[Selected excerpt]
☆ ☆ ☆

Orchestrates deployments with blue/green or rolling strategies, health-check gates, and automatic rollback on failure.

**Example — Kubernetes blue/green deployment (blue-slot specific elements):**
```yaml
# k8s/deployment-blue.yaml
apiVersion: apps/v1
kind: Deployment
metadata:
  name: app-blue
  labels:
    app: myapp
    slot: blue      # slot label distinguishes blue from green
spec:
  replicas: 3
  selector:
    matchLabels:
      app: myapp
      slot: blue
  template:
    metadata:
      labels:
        app: myapp
        slot: blue
    spec:
      containers:
        - name: app
          image: ghcr.io/org/app:1.2.3
          readinessProbe:       # gate: pod must pass before traffic switches
            httpGet:
              path: /healthz
              port: 8080
            initialDelaySeconds: 10
            periodSeconds: 5
          resources:
            requests:
              cpu: "250m"
              memory: "256Mi"
            limits:
              cpu: "500m"
              memory: "512Mi"

☆ ☆ ☆

[Raw data]

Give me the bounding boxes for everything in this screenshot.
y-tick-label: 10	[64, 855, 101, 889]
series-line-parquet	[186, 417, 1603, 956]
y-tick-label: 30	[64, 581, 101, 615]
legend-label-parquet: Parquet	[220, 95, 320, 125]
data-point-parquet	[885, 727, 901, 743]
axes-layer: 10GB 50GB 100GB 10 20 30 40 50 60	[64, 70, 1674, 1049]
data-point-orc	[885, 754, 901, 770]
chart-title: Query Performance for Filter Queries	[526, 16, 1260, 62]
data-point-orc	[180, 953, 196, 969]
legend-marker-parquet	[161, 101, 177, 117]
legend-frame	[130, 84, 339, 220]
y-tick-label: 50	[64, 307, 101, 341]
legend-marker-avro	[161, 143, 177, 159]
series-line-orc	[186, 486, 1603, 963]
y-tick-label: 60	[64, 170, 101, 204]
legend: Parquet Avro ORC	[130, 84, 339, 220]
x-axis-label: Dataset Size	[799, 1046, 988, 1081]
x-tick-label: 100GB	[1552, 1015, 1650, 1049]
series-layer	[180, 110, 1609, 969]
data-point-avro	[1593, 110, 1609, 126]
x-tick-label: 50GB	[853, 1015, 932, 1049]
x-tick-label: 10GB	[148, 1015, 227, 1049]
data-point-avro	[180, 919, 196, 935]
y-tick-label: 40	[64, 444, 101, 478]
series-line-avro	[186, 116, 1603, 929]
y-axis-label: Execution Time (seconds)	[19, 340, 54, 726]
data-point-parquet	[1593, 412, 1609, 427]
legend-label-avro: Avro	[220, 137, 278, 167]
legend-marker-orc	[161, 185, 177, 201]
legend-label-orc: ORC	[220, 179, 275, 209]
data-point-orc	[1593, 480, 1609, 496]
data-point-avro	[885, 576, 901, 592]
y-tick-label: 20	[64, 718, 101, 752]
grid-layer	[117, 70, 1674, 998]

☆ ☆ ☆

[What to do]
a - In the Kubernetes blue/green deployment example, why does the container carry a readinessProbe? Answer in one to three sentences.
b - Answer these questions about the Kubernetes blue/green deployment example, one line each:
(i) How many replicas does the blue deployment request?
(ii) Which path and port does the readiness check query?
(iii) What memory limit is set for the container?
c - Pick up the Kubernetes blue/green deployment example where it stops and continue it.

[Expected outputs]
a - The readinessProbe serves as a gate. Each pod must pass its check before traffic switches over to it.

b -
(i) 3
(ii) Path /healthz on port 8080
(iii) 512Mi

c -
```

**Usage:**
```bash
python scripts/deployment_manager.py deploy \
  --env=staging|production \
  --image=app:1.2.3 \
  --strategy=blue-green|rolling \
  --health-check-url=https://app.example.com/healthz

python scripts/deployment_manager.py rollback --env=production --to-version=1.2.2
python scripts/deployment_manager.py --analyze --env=production   # audit current state
```

## Resources

- Pattern Reference: `references/cicd_pipeline_guide.md` — detailed CI/CD patterns, best practices, anti-patterns
- Workflow Guide: `references/infrastructure_as_code.md` — IaC step-by-step processes, optimization, troubleshooting
- Technical Guide: `references/deployment_strategies.md` — deployment strategy configs, security considerations, scalability
- Tool Scripts: `scripts/` directory

## Development Workflow

### 1. Infrastructure Changes (Terraform)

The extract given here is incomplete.